━━━ Dataset ━━━

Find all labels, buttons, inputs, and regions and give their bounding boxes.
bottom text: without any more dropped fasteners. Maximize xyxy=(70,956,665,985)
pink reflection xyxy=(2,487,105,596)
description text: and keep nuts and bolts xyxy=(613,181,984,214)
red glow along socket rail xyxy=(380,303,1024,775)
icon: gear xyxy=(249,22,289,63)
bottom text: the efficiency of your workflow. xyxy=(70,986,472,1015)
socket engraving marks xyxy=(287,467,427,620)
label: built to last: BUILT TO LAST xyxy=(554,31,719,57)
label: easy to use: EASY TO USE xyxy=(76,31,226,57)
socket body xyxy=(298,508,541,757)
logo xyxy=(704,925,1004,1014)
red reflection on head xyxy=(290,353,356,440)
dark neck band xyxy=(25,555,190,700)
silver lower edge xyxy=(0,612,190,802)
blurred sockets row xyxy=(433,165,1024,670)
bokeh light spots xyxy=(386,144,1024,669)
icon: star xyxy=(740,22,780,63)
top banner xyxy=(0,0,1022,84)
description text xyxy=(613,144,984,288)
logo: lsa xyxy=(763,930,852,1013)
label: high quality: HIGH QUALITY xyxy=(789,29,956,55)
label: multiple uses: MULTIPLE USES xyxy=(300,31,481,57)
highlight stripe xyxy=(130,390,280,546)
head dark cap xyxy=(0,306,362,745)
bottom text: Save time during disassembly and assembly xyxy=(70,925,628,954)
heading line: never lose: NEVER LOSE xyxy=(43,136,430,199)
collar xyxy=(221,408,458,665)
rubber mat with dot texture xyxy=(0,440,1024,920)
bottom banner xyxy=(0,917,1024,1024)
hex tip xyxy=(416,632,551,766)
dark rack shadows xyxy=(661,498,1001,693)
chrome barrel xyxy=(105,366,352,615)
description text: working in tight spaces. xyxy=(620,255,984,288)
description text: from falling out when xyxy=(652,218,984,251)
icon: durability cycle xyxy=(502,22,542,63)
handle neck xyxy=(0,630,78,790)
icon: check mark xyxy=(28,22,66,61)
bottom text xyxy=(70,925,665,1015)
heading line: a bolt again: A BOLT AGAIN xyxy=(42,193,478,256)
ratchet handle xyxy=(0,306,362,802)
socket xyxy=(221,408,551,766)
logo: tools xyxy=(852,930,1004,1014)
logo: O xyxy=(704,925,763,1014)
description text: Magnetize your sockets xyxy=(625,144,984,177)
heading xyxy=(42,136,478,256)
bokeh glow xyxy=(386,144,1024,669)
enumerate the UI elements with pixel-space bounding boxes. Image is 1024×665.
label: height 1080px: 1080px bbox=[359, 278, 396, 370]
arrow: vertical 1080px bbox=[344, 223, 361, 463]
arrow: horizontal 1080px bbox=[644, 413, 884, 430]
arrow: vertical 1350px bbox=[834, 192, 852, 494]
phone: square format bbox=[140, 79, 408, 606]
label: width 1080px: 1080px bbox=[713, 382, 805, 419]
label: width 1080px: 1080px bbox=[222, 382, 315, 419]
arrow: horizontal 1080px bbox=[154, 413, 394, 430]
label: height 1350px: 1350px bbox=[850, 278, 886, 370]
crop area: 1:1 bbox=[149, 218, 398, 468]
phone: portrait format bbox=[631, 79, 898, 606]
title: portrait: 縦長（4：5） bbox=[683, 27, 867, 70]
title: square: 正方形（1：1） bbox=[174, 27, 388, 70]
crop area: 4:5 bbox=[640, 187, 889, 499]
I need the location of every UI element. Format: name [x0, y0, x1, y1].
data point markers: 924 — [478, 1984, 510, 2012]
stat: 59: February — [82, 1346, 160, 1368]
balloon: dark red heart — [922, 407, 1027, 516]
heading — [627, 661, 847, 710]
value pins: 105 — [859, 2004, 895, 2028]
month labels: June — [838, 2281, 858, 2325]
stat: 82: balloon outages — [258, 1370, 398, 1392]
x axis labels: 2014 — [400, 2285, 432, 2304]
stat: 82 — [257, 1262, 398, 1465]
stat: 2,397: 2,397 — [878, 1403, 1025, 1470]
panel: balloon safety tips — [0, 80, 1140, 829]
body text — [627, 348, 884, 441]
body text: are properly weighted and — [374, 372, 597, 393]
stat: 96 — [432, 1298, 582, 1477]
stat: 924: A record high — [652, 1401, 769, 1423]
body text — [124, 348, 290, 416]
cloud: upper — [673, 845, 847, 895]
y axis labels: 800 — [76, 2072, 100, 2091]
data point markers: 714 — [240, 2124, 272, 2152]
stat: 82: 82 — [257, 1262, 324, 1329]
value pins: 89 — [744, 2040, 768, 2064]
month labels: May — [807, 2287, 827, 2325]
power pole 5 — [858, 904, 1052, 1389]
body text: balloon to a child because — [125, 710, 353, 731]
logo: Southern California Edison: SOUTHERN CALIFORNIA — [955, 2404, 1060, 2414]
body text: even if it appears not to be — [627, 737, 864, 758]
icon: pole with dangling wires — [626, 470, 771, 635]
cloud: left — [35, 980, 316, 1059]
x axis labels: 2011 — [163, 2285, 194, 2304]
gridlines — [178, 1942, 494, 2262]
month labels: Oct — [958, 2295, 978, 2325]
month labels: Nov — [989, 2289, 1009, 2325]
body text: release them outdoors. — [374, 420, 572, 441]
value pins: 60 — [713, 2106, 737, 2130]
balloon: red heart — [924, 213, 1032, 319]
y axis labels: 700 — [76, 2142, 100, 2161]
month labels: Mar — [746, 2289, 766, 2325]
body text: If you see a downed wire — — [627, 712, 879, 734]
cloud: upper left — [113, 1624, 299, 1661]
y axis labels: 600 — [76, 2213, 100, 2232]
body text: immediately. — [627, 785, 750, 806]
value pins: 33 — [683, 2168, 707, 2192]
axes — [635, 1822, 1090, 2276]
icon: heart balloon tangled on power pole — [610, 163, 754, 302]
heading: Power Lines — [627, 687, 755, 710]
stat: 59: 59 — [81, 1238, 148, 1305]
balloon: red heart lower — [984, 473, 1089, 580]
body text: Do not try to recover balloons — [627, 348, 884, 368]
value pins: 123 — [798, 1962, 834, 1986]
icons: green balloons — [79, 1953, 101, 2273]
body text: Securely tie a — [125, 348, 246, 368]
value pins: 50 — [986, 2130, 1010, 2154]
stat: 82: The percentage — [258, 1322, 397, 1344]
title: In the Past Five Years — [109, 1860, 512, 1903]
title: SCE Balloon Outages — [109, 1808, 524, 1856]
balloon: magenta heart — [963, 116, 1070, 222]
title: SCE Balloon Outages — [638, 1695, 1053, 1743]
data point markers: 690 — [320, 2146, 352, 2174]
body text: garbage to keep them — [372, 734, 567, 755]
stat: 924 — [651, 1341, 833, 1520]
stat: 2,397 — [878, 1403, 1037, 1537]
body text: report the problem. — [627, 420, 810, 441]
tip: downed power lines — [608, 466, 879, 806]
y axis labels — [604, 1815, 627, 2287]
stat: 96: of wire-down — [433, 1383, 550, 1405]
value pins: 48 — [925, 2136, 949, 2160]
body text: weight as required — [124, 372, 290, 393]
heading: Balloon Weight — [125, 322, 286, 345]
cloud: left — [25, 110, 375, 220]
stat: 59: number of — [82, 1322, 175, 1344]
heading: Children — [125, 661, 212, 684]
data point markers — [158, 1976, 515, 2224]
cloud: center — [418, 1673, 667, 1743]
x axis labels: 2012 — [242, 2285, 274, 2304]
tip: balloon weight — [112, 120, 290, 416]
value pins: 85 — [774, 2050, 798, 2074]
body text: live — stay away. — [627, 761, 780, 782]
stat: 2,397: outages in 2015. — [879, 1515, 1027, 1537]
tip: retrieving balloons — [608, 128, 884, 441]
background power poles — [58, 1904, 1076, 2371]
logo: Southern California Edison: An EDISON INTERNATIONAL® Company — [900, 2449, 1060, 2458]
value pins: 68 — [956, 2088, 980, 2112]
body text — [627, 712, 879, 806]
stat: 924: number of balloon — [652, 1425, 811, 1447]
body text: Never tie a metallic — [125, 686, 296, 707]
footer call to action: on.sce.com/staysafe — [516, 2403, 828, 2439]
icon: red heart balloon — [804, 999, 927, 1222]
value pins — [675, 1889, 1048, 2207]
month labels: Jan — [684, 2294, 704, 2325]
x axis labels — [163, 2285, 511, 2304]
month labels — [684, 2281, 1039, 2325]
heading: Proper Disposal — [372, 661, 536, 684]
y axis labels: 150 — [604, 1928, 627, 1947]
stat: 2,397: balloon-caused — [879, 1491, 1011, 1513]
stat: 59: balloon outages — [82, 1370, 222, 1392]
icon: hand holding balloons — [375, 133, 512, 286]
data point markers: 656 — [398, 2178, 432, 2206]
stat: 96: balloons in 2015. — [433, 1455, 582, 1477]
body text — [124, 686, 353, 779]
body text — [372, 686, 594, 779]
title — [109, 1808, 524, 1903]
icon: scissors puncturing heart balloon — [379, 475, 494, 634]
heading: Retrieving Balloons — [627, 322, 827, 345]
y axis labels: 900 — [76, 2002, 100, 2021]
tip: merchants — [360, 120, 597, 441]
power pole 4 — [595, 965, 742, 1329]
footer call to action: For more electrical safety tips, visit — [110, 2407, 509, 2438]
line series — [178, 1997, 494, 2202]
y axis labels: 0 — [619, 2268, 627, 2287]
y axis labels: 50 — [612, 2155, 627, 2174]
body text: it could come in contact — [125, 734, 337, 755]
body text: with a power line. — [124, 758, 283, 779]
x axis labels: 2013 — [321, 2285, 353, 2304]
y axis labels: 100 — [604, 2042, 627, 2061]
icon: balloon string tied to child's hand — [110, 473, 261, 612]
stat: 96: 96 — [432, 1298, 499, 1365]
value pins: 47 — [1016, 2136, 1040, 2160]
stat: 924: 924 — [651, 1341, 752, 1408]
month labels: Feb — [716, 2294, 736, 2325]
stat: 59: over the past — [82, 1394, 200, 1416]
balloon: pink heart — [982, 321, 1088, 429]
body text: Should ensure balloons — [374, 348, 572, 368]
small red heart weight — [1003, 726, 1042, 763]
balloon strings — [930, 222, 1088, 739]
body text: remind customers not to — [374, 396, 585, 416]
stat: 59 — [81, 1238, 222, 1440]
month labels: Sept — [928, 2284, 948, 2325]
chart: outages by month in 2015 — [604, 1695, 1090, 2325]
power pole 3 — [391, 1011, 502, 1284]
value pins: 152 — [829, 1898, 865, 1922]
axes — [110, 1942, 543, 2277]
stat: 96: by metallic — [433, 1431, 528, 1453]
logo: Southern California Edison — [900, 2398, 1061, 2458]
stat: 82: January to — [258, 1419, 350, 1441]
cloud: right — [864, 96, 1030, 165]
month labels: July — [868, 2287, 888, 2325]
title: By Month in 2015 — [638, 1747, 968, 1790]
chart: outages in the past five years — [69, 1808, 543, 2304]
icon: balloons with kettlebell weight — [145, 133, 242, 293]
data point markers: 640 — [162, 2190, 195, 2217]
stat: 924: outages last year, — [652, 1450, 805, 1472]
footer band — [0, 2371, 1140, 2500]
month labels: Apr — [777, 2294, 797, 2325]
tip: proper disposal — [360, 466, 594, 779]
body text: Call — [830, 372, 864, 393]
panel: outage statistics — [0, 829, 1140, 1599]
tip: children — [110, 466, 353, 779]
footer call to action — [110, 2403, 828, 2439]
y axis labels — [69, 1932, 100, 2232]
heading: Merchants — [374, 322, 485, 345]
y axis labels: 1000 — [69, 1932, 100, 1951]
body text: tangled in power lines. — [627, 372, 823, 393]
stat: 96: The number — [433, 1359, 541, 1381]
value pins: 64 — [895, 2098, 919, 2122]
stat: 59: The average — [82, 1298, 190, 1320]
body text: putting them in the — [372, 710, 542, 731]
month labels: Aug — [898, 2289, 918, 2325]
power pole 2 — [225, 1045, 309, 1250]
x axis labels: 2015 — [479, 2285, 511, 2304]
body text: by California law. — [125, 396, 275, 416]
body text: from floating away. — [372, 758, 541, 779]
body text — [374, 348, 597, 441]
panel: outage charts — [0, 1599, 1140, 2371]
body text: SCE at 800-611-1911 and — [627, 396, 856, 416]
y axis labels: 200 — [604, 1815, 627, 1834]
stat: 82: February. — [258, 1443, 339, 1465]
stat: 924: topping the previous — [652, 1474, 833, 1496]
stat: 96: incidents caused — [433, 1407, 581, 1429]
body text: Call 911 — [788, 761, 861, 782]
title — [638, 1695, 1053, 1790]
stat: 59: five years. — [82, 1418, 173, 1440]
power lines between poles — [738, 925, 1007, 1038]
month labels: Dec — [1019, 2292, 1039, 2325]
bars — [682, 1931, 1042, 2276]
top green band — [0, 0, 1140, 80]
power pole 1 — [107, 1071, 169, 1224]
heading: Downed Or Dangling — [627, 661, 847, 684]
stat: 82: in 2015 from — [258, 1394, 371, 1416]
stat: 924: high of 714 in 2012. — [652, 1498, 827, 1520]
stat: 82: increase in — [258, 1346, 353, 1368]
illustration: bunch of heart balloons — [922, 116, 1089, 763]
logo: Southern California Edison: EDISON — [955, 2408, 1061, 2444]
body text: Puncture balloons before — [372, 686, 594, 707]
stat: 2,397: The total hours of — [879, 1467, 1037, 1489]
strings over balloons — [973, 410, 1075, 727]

━━━

▶ [What to work on]:
Rewrite the items from the start through the line that contains "logo xyxy=(704,925,1004,1014)", switching "bottom text" to "footer text" and leaving everything else unchanged.

▶ [Correct output]:
Find all labels, buttons, inputs, and regions and give their bounding boxes.
footer text: without any more dropped fasteners. Maximize xyxy=(70,956,665,985)
pink reflection xyxy=(2,487,105,596)
description text: and keep nuts and bolts xyxy=(613,181,984,214)
red glow along socket rail xyxy=(380,303,1024,775)
icon: gear xyxy=(249,22,289,63)
footer text: the efficiency of your workflow. xyxy=(70,986,472,1015)
socket engraving marks xyxy=(287,467,427,620)
label: built to last: BUILT TO LAST xyxy=(554,31,719,57)
label: easy to use: EASY TO USE xyxy=(76,31,226,57)
socket body xyxy=(298,508,541,757)
logo xyxy=(704,925,1004,1014)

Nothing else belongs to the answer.